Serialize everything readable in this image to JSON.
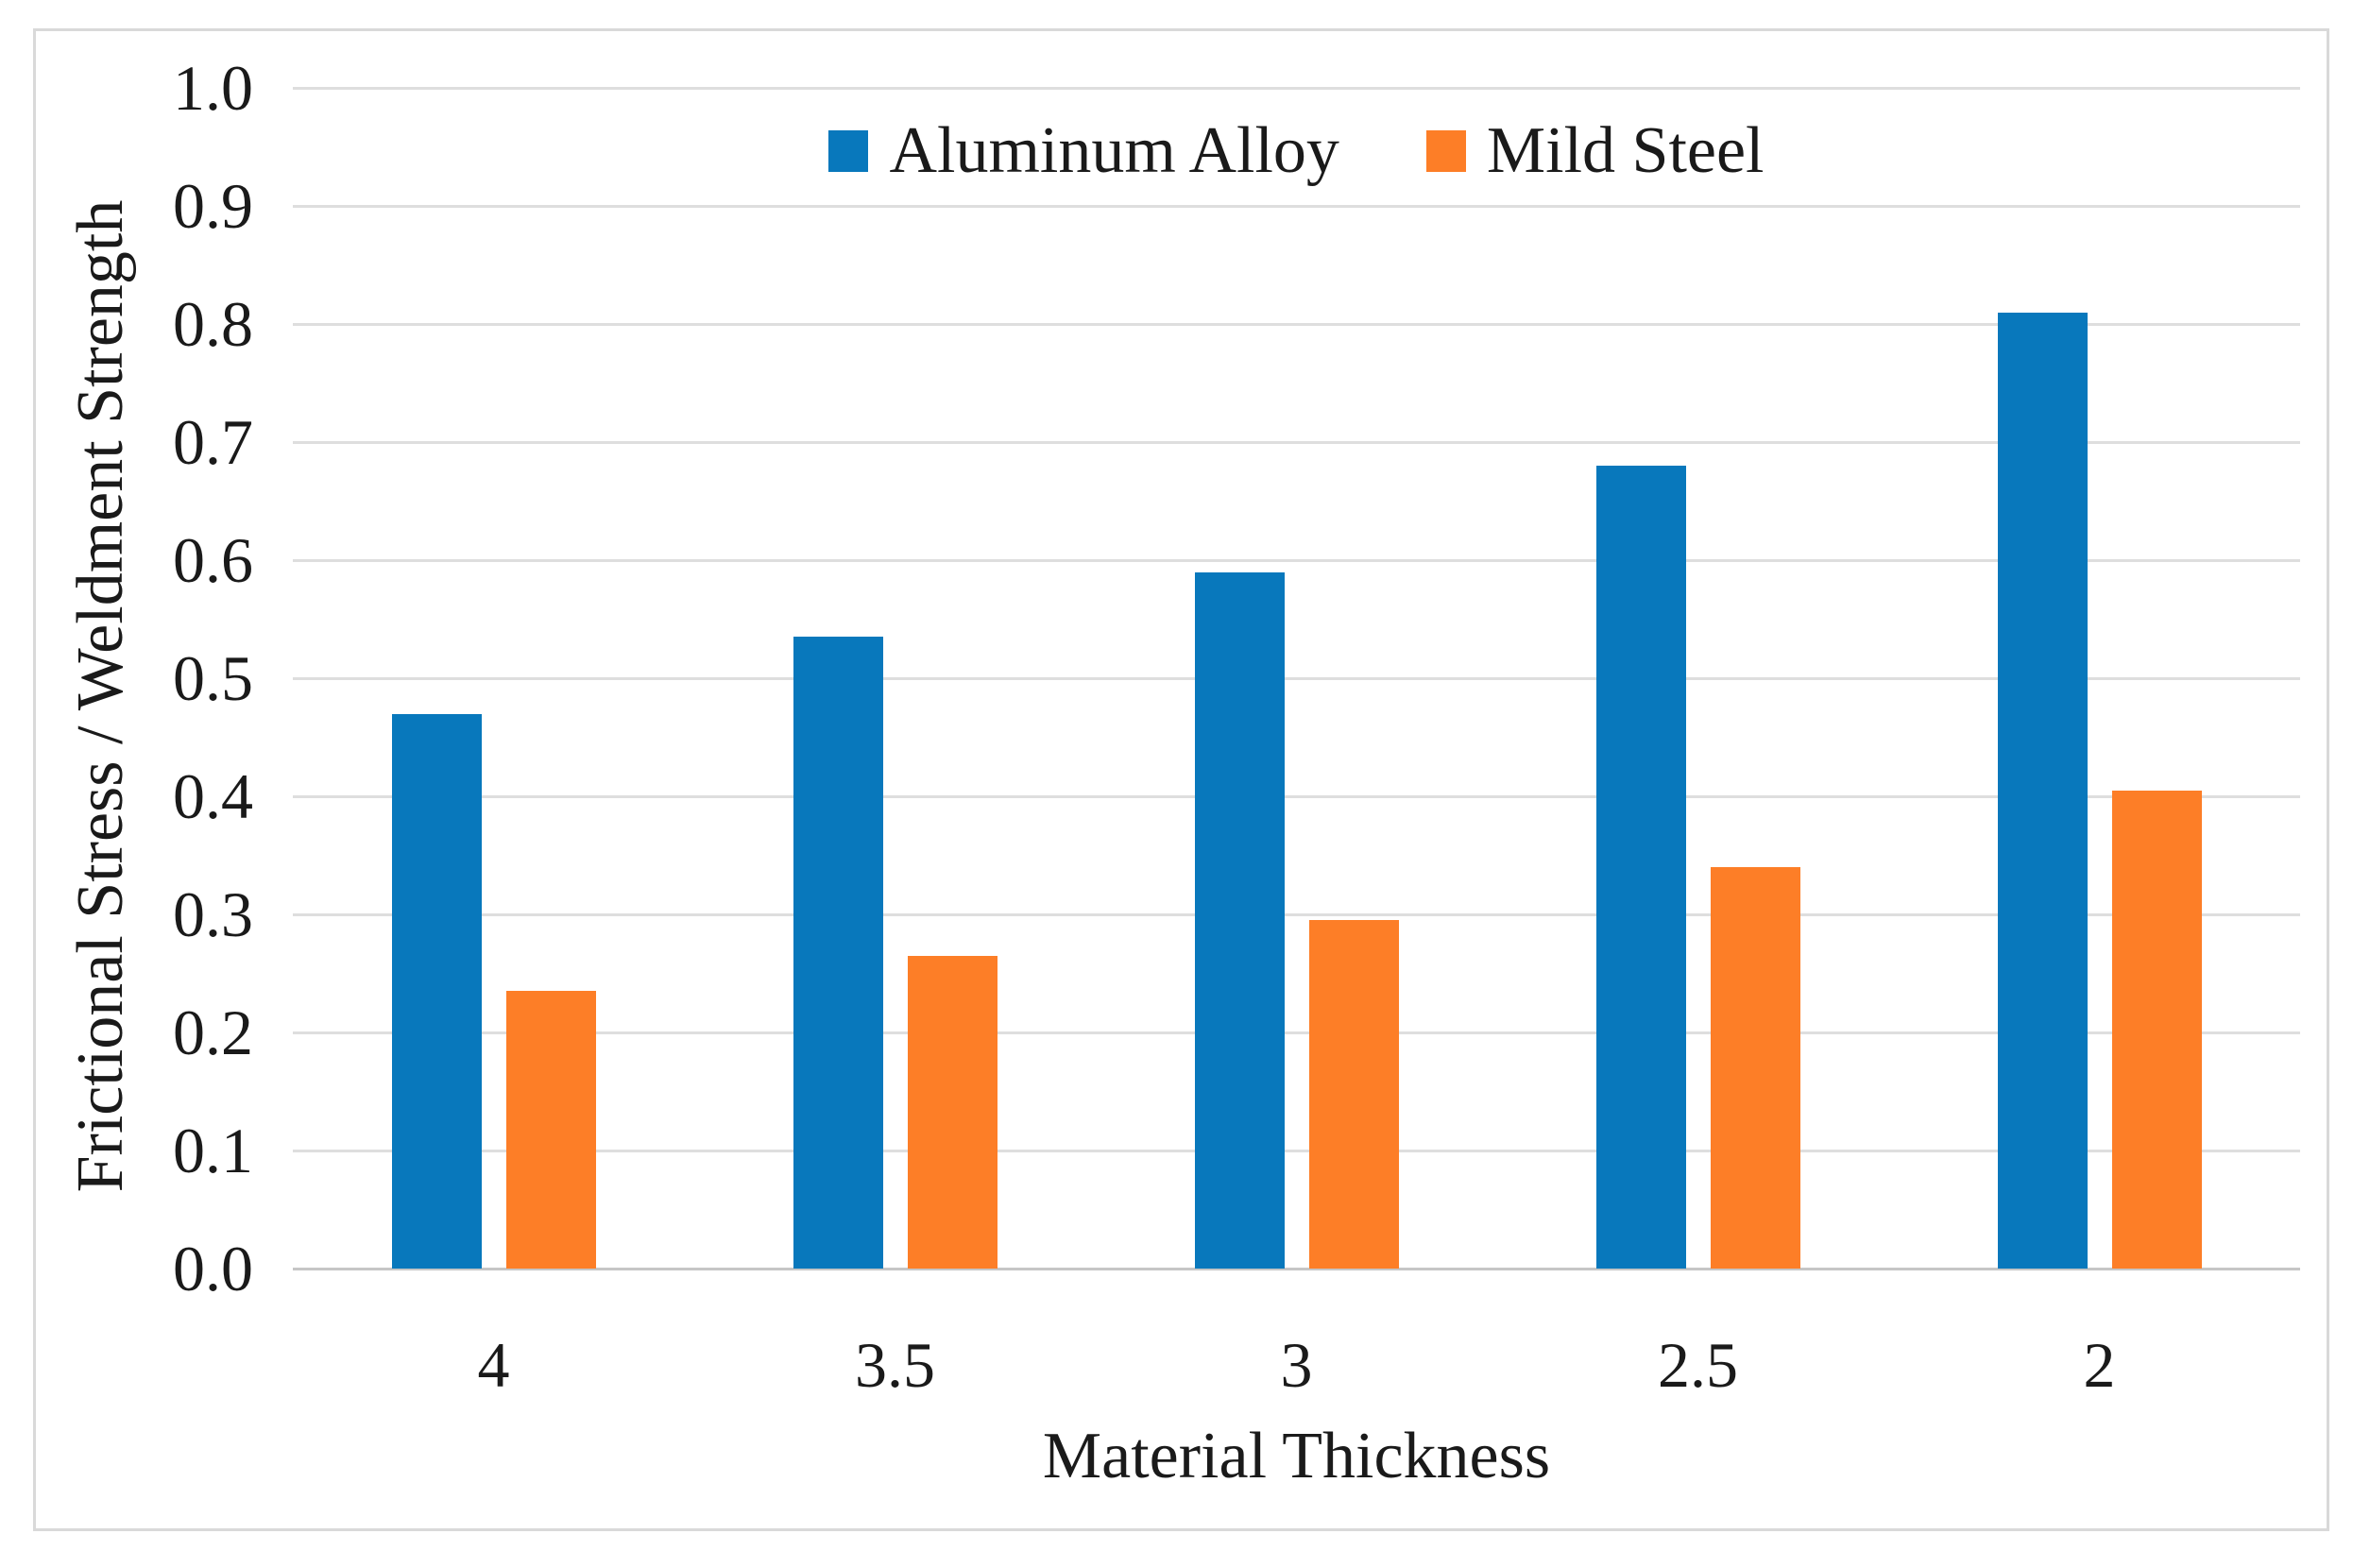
{
  "figure": {
    "background_color": "#ffffff",
    "frame_border_color": "#d9d9d9",
    "gridline_color": "#dedede",
    "axis_line_color": "#c6c6c6",
    "text_color": "#1a1a1a"
  },
  "chart_data": {
    "type": "bar",
    "title": "",
    "xlabel": "Material Thickness",
    "ylabel": "Frictional Stress / Weldment Strength",
    "categories": [
      "4",
      "3.5",
      "3",
      "2.5",
      "2"
    ],
    "series": [
      {
        "name": "Aluminum Alloy",
        "color": "#0878bc",
        "values": [
          0.47,
          0.535,
          0.59,
          0.68,
          0.81
        ]
      },
      {
        "name": "Mild Steel",
        "color": "#fd7e27",
        "values": [
          0.235,
          0.265,
          0.295,
          0.34,
          0.405
        ]
      }
    ],
    "ylim": [
      0.0,
      1.0
    ],
    "ytick_labels": [
      "0.0",
      "0.1",
      "0.2",
      "0.3",
      "0.4",
      "0.5",
      "0.6",
      "0.7",
      "0.8",
      "0.9",
      "1.0"
    ],
    "grid": "horizontal",
    "legend_position": "top-center"
  }
}
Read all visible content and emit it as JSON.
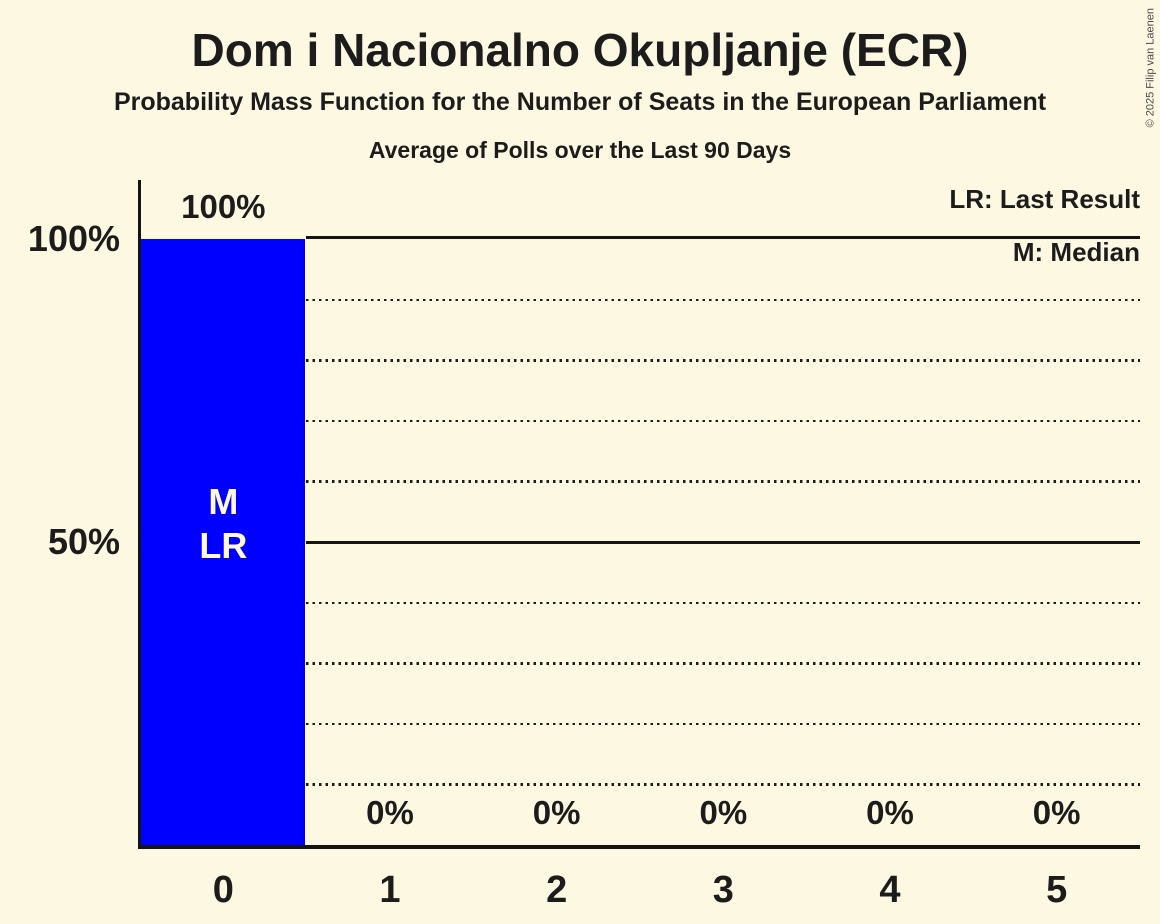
{
  "header": {
    "title": "Dom i Nacionalno Okupljanje (ECR)",
    "subtitle": "Probability Mass Function for the Number of Seats in the European Parliament",
    "period": "Average of Polls over the Last 90 Days"
  },
  "legend": {
    "last_result": "LR: Last Result",
    "median": "M: Median"
  },
  "copyright": "© 2025 Filip van Laenen",
  "colors": {
    "background": "#FDF8E2",
    "bar": "#0000FF",
    "text": "#1C1C1C",
    "line": "#141414",
    "bar_annotation_text": "#FDF8E2"
  },
  "chart_data": {
    "type": "bar",
    "title": "Dom i Nacionalno Okupljanje (ECR)",
    "categories": [
      "0",
      "1",
      "2",
      "3",
      "4",
      "5"
    ],
    "values": [
      100,
      0,
      0,
      0,
      0,
      0
    ],
    "value_labels": [
      "100%",
      "0%",
      "0%",
      "0%",
      "0%",
      "0%"
    ],
    "ylim": [
      0,
      100
    ],
    "y_tick_labels": [
      {
        "value": 100,
        "label": "100%"
      },
      {
        "value": 50,
        "label": "50%"
      }
    ],
    "gridlines_solid": [
      100,
      50
    ],
    "gridlines_dotted": [
      90,
      80,
      70,
      60,
      40,
      30,
      20,
      10
    ],
    "annotations": [
      {
        "category_index": 0,
        "lines": [
          "M",
          "LR"
        ]
      }
    ],
    "legend_position": "top-right",
    "grid": true
  }
}
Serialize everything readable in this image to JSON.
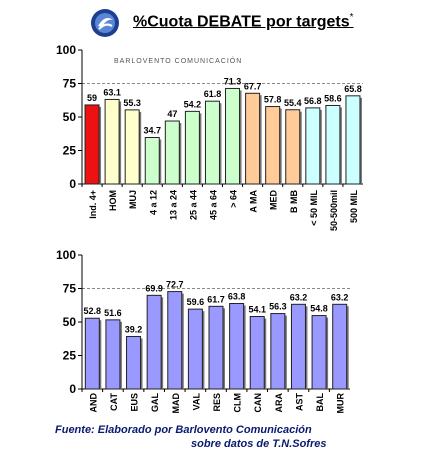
{
  "header": {
    "title": "%Cuota DEBATE por targets",
    "title_mark": "*",
    "logo_icon": "balvento-logo-icon"
  },
  "watermark": "BARLOVENTO COMUNICACIÓN",
  "source": {
    "line1": "Fuente: Elaborado por Barlovento Comunicación",
    "line2": "sobre datos de T.N.Sofres"
  },
  "chart_data": [
    {
      "type": "bar",
      "title": "%Cuota DEBATE por targets",
      "categories": [
        "Ind. 4+",
        "HOM",
        "MUJ",
        "4 a 12",
        "13 a 24",
        "25 a 44",
        "45 a 64",
        "> 64",
        "A MA",
        "MED",
        "B MB",
        "< 50 MIL",
        "50-500mil",
        "500 MIL"
      ],
      "values": [
        59,
        63.1,
        55.3,
        34.7,
        47,
        54.2,
        61.8,
        71.3,
        67.7,
        57.8,
        55.4,
        56.8,
        58.6,
        65.8
      ],
      "value_labels": [
        "59",
        "63.1",
        "55.3",
        "34.7",
        "47",
        "54.2",
        "61.8",
        "71.3",
        "67.7",
        "57.8",
        "55.4",
        "56.8",
        "58.6",
        "65.8"
      ],
      "colors": [
        "#ee1111",
        "#ffffcc",
        "#ffffcc",
        "#ccffcc",
        "#ccffcc",
        "#ccffcc",
        "#ccffcc",
        "#ccffcc",
        "#ffcc99",
        "#ffcc99",
        "#ffcc99",
        "#ccffff",
        "#ccffff",
        "#ccffff"
      ],
      "ylim": [
        0,
        100
      ],
      "yticks": [
        0,
        25,
        50,
        75,
        100
      ],
      "grid": "dashed at 75",
      "xlabel": "",
      "ylabel": ""
    },
    {
      "type": "bar",
      "categories": [
        "AND",
        "CAT",
        "EUS",
        "GAL",
        "MAD",
        "VAL",
        "RES",
        "CLM",
        "CAN",
        "ARA",
        "AST",
        "BAL",
        "MUR"
      ],
      "values": [
        52.8,
        51.6,
        39.2,
        69.9,
        72.7,
        59.6,
        61.7,
        63.8,
        54.1,
        56.3,
        63.2,
        54.8,
        63.2
      ],
      "value_labels": [
        "52.8",
        "51.6",
        "39.2",
        "69.9",
        "72.7",
        "59.6",
        "61.7",
        "63.8",
        "54.1",
        "56.3",
        "63.2",
        "54.8",
        "63.2"
      ],
      "colors": [
        "#9999ff"
      ],
      "ylim": [
        0,
        100
      ],
      "yticks": [
        0,
        25,
        50,
        75,
        100
      ],
      "grid": "dashed at 75",
      "xlabel": "",
      "ylabel": ""
    }
  ]
}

__________________________________________________

GOAL: Each line of the data is to be duplicated exactly; pictures stay out of the copy.

TASK RESPONSE:
Serialize everything readable in this image to JSON.
{
  "figure": {
    "background_color": "#ffffff",
    "frame_border_color": "#d9d9d9",
    "gridline_color": "#dedede",
    "axis_line_color": "#c6c6c6",
    "text_color": "#1a1a1a"
  },
  "chart_data": {
    "type": "bar",
    "title": "",
    "xlabel": "Material Thickness",
    "ylabel": "Frictional Stress / Weldment Strength",
    "categories": [
      "4",
      "3.5",
      "3",
      "2.5",
      "2"
    ],
    "series": [
      {
        "name": "Aluminum Alloy",
        "color": "#0878bc",
        "values": [
          0.47,
          0.535,
          0.59,
          0.68,
          0.81
        ]
      },
      {
        "name": "Mild Steel",
        "color": "#fd7e27",
        "values": [
          0.235,
          0.265,
          0.295,
          0.34,
          0.405
        ]
      }
    ],
    "ylim": [
      0.0,
      1.0
    ],
    "ytick_labels": [
      "0.0",
      "0.1",
      "0.2",
      "0.3",
      "0.4",
      "0.5",
      "0.6",
      "0.7",
      "0.8",
      "0.9",
      "1.0"
    ],
    "grid": "horizontal",
    "legend_position": "top-center"
  }
}
Read all visible content and emit it as JSON.
{
  "header": {
    "title": "Dom i Nacionalno Okupljanje (ECR)",
    "subtitle": "Probability Mass Function for the Number of Seats in the European Parliament",
    "period": "Average of Polls over the Last 90 Days"
  },
  "legend": {
    "last_result": "LR: Last Result",
    "median": "M: Median"
  },
  "copyright": "© 2025 Filip van Laenen",
  "colors": {
    "background": "#FDF8E2",
    "bar": "#0000FF",
    "text": "#1C1C1C",
    "line": "#141414",
    "bar_annotation_text": "#FDF8E2"
  },
  "chart_data": {
    "type": "bar",
    "title": "Dom i Nacionalno Okupljanje (ECR)",
    "categories": [
      "0",
      "1",
      "2",
      "3",
      "4",
      "5"
    ],
    "values": [
      100,
      0,
      0,
      0,
      0,
      0
    ],
    "value_labels": [
      "100%",
      "0%",
      "0%",
      "0%",
      "0%",
      "0%"
    ],
    "ylim": [
      0,
      100
    ],
    "y_tick_labels": [
      {
        "value": 100,
        "label": "100%"
      },
      {
        "value": 50,
        "label": "50%"
      }
    ],
    "gridlines_solid": [
      100,
      50
    ],
    "gridlines_dotted": [
      90,
      80,
      70,
      60,
      40,
      30,
      20,
      10
    ],
    "annotations": [
      {
        "category_index": 0,
        "lines": [
          "M",
          "LR"
        ]
      }
    ],
    "legend_position": "top-right",
    "grid": true
  }
}
Serialize everything readable in this image to JSON.
{
  "header": {
    "title": "%Cuota DEBATE por targets",
    "title_mark": "*",
    "logo_icon": "balvento-logo-icon"
  },
  "watermark": "BARLOVENTO COMUNICACIÓN",
  "source": {
    "line1": "Fuente: Elaborado por Barlovento Comunicación",
    "line2": "sobre datos de T.N.Sofres"
  },
  "chart_data": [
    {
      "type": "bar",
      "title": "%Cuota DEBATE por targets",
      "categories": [
        "Ind. 4+",
        "HOM",
        "MUJ",
        "4 a 12",
        "13 a 24",
        "25 a 44",
        "45 a 64",
        "> 64",
        "A MA",
        "MED",
        "B MB",
        "< 50 MIL",
        "50-500mil",
        "500 MIL"
      ],
      "values": [
        59,
        63.1,
        55.3,
        34.7,
        47,
        54.2,
        61.8,
        71.3,
        67.7,
        57.8,
        55.4,
        56.8,
        58.6,
        65.8
      ],
      "value_labels": [
        "59",
        "63.1",
        "55.3",
        "34.7",
        "47",
        "54.2",
        "61.8",
        "71.3",
        "67.7",
        "57.8",
        "55.4",
        "56.8",
        "58.6",
        "65.8"
      ],
      "colors": [
        "#ee1111",
        "#ffffcc",
        "#ffffcc",
        "#ccffcc",
        "#ccffcc",
        "#ccffcc",
        "#ccffcc",
        "#ccffcc",
        "#ffcc99",
        "#ffcc99",
        "#ffcc99",
        "#ccffff",
        "#ccffff",
        "#ccffff"
      ],
      "ylim": [
        0,
        100
      ],
      "yticks": [
        0,
        25,
        50,
        75,
        100
      ],
      "grid": "dashed at 75",
      "xlabel": "",
      "ylabel": ""
    },
    {
      "type": "bar",
      "categories": [
        "AND",
        "CAT",
        "EUS",
        "GAL",
        "MAD",
        "VAL",
        "RES",
        "CLM",
        "CAN",
        "ARA",
        "AST",
        "BAL",
        "MUR"
      ],
      "values": [
        52.8,
        51.6,
        39.2,
        69.9,
        72.7,
        59.6,
        61.7,
        63.8,
        54.1,
        56.3,
        63.2,
        54.8,
        63.2
      ],
      "value_labels": [
        "52.8",
        "51.6",
        "39.2",
        "69.9",
        "72.7",
        "59.6",
        "61.7",
        "63.8",
        "54.1",
        "56.3",
        "63.2",
        "54.8",
        "63.2"
      ],
      "colors": [
        "#9999ff"
      ],
      "ylim": [
        0,
        100
      ],
      "yticks": [
        0,
        25,
        50,
        75,
        100
      ],
      "grid": "dashed at 75",
      "xlabel": "",
      "ylabel": ""
    }
  ]
}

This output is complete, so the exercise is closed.